INSTRUCTION
Scan the lines below; pull out those with "change".

- - - - - - -

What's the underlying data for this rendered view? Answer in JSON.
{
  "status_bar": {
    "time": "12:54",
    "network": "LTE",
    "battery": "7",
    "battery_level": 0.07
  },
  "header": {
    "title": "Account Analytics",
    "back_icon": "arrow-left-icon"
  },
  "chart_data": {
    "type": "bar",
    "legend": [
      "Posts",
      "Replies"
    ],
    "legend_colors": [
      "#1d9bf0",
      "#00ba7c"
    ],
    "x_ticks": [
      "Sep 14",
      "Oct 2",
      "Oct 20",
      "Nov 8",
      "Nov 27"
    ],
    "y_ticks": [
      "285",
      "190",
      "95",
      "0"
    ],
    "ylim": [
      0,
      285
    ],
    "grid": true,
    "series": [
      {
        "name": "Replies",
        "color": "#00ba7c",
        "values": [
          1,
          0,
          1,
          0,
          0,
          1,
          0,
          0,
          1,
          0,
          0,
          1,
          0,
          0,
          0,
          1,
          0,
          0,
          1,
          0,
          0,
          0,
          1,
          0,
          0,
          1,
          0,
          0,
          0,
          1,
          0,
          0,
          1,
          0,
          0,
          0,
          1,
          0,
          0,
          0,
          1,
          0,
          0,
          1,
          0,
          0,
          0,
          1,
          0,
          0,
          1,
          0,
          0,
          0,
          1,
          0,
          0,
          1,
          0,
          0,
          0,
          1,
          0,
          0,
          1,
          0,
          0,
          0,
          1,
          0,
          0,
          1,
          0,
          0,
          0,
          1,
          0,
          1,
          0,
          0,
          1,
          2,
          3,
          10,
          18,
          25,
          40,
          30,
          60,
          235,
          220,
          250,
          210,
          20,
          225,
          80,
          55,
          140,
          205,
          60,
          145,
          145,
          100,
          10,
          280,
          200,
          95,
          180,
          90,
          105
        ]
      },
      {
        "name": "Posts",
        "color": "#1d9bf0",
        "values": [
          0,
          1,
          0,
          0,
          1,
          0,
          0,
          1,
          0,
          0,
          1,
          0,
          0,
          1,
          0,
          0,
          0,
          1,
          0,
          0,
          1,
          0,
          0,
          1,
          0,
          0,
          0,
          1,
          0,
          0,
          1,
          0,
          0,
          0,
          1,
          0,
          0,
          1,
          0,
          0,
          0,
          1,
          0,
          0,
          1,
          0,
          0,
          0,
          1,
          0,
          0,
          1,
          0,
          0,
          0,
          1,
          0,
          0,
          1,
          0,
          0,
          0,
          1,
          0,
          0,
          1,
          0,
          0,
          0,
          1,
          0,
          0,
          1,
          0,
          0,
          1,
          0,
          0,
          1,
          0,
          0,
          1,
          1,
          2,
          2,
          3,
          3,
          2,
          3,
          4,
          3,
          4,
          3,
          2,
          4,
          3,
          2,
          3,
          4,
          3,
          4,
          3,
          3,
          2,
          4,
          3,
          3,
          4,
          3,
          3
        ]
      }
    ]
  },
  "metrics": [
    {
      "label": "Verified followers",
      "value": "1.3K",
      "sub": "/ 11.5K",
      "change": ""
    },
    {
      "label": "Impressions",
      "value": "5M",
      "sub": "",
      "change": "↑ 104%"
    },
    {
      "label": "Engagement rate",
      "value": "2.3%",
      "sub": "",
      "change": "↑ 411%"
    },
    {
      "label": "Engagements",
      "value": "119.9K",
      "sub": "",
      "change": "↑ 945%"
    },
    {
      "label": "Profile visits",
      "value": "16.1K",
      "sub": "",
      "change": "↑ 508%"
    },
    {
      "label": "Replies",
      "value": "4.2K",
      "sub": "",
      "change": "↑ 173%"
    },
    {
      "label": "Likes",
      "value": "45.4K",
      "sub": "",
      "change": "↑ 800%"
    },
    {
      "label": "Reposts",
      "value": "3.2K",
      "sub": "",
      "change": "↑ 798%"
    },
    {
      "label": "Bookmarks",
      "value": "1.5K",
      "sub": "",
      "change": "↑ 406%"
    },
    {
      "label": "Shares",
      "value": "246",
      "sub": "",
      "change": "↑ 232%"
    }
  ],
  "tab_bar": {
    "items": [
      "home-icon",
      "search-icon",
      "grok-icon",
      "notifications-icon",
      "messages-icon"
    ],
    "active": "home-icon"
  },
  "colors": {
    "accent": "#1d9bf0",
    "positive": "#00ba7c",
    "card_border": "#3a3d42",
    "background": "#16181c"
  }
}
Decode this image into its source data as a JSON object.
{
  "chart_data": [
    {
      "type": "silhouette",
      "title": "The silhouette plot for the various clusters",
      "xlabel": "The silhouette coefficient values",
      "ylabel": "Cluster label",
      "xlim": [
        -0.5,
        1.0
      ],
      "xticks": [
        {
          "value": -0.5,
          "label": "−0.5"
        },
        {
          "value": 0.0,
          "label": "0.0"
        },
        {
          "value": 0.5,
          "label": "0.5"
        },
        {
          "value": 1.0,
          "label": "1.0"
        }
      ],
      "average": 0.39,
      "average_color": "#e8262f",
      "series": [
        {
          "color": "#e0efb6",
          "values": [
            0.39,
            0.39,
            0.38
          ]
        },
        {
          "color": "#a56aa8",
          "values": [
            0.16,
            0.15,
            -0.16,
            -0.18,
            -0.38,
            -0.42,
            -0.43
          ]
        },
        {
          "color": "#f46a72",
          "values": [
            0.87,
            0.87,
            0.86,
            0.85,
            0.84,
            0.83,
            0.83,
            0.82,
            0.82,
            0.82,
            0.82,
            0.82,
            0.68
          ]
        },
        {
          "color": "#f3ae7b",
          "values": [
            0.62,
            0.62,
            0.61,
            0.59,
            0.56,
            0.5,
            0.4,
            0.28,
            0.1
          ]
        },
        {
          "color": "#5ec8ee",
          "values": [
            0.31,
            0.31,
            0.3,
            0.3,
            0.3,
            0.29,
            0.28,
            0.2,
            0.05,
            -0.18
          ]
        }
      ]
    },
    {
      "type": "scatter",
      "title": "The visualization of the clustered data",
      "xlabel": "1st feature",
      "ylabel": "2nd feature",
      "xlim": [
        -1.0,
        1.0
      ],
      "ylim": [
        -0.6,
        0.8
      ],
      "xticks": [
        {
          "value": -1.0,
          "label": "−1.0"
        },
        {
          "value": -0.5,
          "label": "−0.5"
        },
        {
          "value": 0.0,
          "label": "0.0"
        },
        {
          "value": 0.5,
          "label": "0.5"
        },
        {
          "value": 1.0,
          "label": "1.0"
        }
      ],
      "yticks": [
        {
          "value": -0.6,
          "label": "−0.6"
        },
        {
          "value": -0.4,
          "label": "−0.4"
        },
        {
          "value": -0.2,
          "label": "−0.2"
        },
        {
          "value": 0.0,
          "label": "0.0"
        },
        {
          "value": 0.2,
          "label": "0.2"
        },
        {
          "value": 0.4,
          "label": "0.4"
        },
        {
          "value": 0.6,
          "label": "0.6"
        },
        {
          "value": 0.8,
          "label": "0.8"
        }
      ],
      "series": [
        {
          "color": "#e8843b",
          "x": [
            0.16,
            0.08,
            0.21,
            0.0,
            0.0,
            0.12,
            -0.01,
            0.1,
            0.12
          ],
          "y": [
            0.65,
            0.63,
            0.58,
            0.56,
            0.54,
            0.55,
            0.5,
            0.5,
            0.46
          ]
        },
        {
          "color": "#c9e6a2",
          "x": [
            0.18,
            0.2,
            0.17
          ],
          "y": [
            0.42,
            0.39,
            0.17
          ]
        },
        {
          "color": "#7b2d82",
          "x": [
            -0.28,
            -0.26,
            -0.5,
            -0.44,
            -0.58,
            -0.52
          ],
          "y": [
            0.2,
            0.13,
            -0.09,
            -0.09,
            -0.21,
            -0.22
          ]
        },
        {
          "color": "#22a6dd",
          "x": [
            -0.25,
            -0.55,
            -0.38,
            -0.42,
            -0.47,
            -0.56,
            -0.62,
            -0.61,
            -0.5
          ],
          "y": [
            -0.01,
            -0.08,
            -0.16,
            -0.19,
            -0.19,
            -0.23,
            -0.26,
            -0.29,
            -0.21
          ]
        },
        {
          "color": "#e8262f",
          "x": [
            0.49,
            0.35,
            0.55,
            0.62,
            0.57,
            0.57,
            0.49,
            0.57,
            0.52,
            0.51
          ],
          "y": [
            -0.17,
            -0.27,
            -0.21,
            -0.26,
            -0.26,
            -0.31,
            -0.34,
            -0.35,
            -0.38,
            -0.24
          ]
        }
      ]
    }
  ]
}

- - - - - - -

ANSWER FOR THIS EXERCISE
      "change": ""
      "change": "↑ 104%"
      "change": "↑ 411%"
      "change": "↑ 945%"
      "change": "↑ 508%"
      "change": "↑ 173%"
      "change": "↑ 800%"
      "change": "↑ 798%"
      "change": "↑ 406%"
      "change": "↑ 232%"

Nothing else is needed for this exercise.